▶ **WRITTEN TASK**
Reproduce the data exactly.

▶ **STORED ROWS**
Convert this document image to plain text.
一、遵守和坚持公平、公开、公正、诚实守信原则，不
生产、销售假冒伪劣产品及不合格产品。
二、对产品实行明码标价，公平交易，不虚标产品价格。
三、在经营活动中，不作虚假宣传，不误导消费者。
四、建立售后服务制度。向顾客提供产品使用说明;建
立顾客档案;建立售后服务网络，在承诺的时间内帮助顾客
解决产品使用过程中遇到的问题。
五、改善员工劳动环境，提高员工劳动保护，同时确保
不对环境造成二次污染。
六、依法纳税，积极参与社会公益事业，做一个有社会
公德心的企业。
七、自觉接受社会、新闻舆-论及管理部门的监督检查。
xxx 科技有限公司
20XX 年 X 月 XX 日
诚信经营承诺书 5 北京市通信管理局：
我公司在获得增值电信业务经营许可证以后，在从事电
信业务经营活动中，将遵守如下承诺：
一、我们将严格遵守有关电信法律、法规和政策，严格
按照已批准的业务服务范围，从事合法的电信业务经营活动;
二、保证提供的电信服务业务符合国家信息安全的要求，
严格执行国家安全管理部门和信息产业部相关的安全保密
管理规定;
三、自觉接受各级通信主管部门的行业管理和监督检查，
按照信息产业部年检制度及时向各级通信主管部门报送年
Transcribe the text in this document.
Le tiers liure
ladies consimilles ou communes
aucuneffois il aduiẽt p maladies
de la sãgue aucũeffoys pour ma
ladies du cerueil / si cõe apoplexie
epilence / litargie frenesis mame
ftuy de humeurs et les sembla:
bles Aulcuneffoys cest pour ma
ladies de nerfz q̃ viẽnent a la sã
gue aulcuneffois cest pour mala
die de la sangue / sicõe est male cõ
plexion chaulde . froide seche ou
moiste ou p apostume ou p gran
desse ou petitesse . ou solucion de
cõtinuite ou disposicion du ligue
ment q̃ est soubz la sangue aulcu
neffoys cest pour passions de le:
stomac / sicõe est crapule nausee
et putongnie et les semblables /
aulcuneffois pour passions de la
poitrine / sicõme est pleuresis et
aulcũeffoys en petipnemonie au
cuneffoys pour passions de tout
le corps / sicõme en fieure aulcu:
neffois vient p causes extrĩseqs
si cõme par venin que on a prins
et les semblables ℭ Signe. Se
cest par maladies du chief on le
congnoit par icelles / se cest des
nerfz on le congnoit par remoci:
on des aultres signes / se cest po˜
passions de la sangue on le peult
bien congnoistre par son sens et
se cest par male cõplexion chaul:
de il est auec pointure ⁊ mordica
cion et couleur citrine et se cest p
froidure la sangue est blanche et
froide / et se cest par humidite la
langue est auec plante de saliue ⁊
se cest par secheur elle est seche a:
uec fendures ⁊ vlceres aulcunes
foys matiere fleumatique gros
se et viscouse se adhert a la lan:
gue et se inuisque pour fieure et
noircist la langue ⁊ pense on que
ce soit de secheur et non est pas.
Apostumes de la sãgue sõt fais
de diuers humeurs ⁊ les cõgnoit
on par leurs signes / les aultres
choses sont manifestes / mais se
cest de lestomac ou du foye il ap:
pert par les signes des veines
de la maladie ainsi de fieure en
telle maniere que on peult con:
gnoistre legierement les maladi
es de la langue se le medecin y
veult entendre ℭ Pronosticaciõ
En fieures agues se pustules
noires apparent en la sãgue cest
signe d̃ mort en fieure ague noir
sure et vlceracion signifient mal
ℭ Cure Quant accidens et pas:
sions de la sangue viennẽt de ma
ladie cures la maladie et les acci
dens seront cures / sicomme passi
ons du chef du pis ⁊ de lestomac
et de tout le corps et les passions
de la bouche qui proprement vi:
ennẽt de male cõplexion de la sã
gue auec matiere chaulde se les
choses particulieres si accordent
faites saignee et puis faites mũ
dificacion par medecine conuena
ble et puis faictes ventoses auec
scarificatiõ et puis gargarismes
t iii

▶ **WRITTEN ANSWER**
Convert this document image to plain text.
一、遵守和坚持公平、公开、公正、诚实守信原则，不
生产、销售假冒伪劣产品及不合格产品。
二、对产品实行明码标价，公平交易，不虚标产品价格。
三、在经营活动中，不作虚假宣传，不误导消费者。
四、建立售后服务制度。向顾客提供产品使用说明;建
立顾客档案;建立售后服务网络，在承诺的时间内帮助顾客
解决产品使用过程中遇到的问题。
五、改善员工劳动环境，提高员工劳动保护，同时确保
不对环境造成二次污染。
六、依法纳税，积极参与社会公益事业，做一个有社会
公德心的企业。
七、自觉接受社会、新闻舆-论及管理部门的监督检查。
xxx 科技有限公司
20XX 年 X 月 XX 日
诚信经营承诺书 5 北京市通信管理局：
我公司在获得增值电信业务经营许可证以后，在从事电
信业务经营活动中，将遵守如下承诺：
一、我们将严格遵守有关电信法律、法规和政策，严格
按照已批准的业务服务范围，从事合法的电信业务经营活动;
二、保证提供的电信服务业务符合国家信息安全的要求，
严格执行国家安全管理部门和信息产业部相关的安全保密
管理规定;
三、自觉接受各级通信主管部门的行业管理和监督检查，
按照信息产业部年检制度及时向各级通信主管部门报送年
Transcribe the text in this document.
Le tiers liure
ladies consimilles ou communes
aucuneffois il aduiẽt p maladies
de la sãgue aucũeffoys pour ma
ladies du cerueil / si cõe apoplexie
epilence / litargie frenesis mame
ftuy de humeurs et les sembla:
bles Aulcuneffoys cest pour ma
ladies de nerfz q̃ viẽnent a la sã
gue aulcuneffois cest pour mala
die de la sangue / sicõe est male cõ
plexion chaulde . froide seche ou
moiste ou p apostume ou p gran
desse ou petitesse . ou solucion de
cõtinuite ou disposicion du ligue
ment q̃ est soubz la sangue aulcu
neffoys cest pour passions de le:
stomac / sicõe est crapule nausee
et putongnie et les semblables /
aulcuneffois pour passions de la
poitrine / sicõme est pleuresis et
aulcũeffoys en petipnemonie au
cuneffoys pour passions de tout
le corps / sicõme en fieure aulcu:
neffois vient p causes extrĩseqs
si cõme par venin que on a prins
et les semblables ℭ Signe. Se
cest par maladies du chief on le
congnoit par icelles / se cest des
nerfz on le congnoit par remoci:
on des aultres signes / se cest po˜
passions de la sangue on le peult
bien congnoistre par son sens et
se cest par male cõplexion chaul:
de il est auec pointure ⁊ mordica
cion et couleur citrine et se cest p
froidure la sangue est blanche et
froide / et se cest par humidite la
langue est auec plante de saliue ⁊
se cest par secheur elle est seche a:
uec fendures ⁊ vlceres aulcunes
foys matiere fleumatique gros
se et viscouse se adhert a la lan:
gue et se inuisque pour fieure et
noircist la langue ⁊ pense on que
ce soit de secheur et non est pas.
Apostumes de la sãgue sõt fais
de diuers humeurs ⁊ les cõgnoit
on par leurs signes / les aultres
choses sont manifestes / mais se
cest de lestomac ou du foye il ap:
pert par les signes des veines
de la maladie ainsi de fieure en
telle maniere que on peult con:
gnoistre legierement les maladi
es de la langue se le medecin y
veult entendre ℭ Pronosticaciõ
En fieures agues se pustules
noires apparent en la sãgue cest
signe d̃ mort en fieure ague noir
sure et vlceracion signifient mal
ℭ Cure Quant accidens et pas:
sions de la sangue viennẽt de ma
ladie cures la maladie et les acci
dens seront cures / sicomme passi
ons du chef du pis ⁊ de lestomac
et de tout le corps et les passions
de la bouche qui proprement vi:
ennẽt de male cõplexion de la sã
gue auec matiere chaulde se les
choses particulieres si accordent
faites saignee et puis faites mũ
dificacion par medecine conuena
ble et puis faictes ventoses auec
scarificatiõ et puis gargarismes
t iii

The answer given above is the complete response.